All of the data below must be repeated exactly.

--- START Extracted data ---

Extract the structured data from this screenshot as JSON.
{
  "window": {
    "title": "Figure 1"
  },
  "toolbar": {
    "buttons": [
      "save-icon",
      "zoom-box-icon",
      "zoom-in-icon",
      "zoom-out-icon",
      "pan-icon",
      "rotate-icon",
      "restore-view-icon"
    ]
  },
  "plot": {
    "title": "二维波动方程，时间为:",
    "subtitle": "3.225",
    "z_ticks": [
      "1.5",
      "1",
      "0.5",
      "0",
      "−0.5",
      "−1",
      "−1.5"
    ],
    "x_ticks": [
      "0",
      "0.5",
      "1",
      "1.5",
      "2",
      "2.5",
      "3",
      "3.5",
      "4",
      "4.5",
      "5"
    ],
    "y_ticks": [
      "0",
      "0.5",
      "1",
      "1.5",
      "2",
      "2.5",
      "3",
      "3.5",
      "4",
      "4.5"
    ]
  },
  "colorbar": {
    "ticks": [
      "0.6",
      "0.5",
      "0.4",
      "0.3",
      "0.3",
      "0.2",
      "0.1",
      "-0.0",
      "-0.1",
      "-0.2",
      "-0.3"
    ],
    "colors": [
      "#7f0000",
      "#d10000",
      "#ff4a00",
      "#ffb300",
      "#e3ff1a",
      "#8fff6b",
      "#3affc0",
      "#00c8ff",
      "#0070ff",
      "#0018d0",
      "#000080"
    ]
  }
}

--- END Extracted data ---

• _Task response_:
Extract the structured data from this screenshot as JSON.
{
  "window": {
    "title": "Figure 1"
  },
  "toolbar": {
    "buttons": [
      "save-icon",
      "zoom-box-icon",
      "zoom-in-icon",
      "zoom-out-icon",
      "pan-icon",
      "rotate-icon",
      "restore-view-icon"
    ]
  },
  "plot": {
    "title": "二维波动方程，时间为:",
    "subtitle": "3.225",
    "z_ticks": [
      "1.5",
      "1",
      "0.5",
      "0",
      "−0.5",
      "−1",
      "−1.5"
    ],
    "x_ticks": [
      "0",
      "0.5",
      "1",
      "1.5",
      "2",
      "2.5",
      "3",
      "3.5",
      "4",
      "4.5",
      "5"
    ],
    "y_ticks": [
      "0",
      "0.5",
      "1",
      "1.5",
      "2",
      "2.5",
      "3",
      "3.5",
      "4",
      "4.5"
    ]
  },
  "colorbar": {
    "ticks": [
      "0.6",
      "0.5",
      "0.4",
      "0.3",
      "0.3",
      "0.2",
      "0.1",
      "-0.0",
      "-0.1",
      "-0.2",
      "-0.3"
    ],
    "colors": [
      "#7f0000",
      "#d10000",
      "#ff4a00",
      "#ffb300",
      "#e3ff1a",
      "#8fff6b",
      "#3affc0",
      "#00c8ff",
      "#0070ff",
      "#0018d0",
      "#000080"
    ]
  }
}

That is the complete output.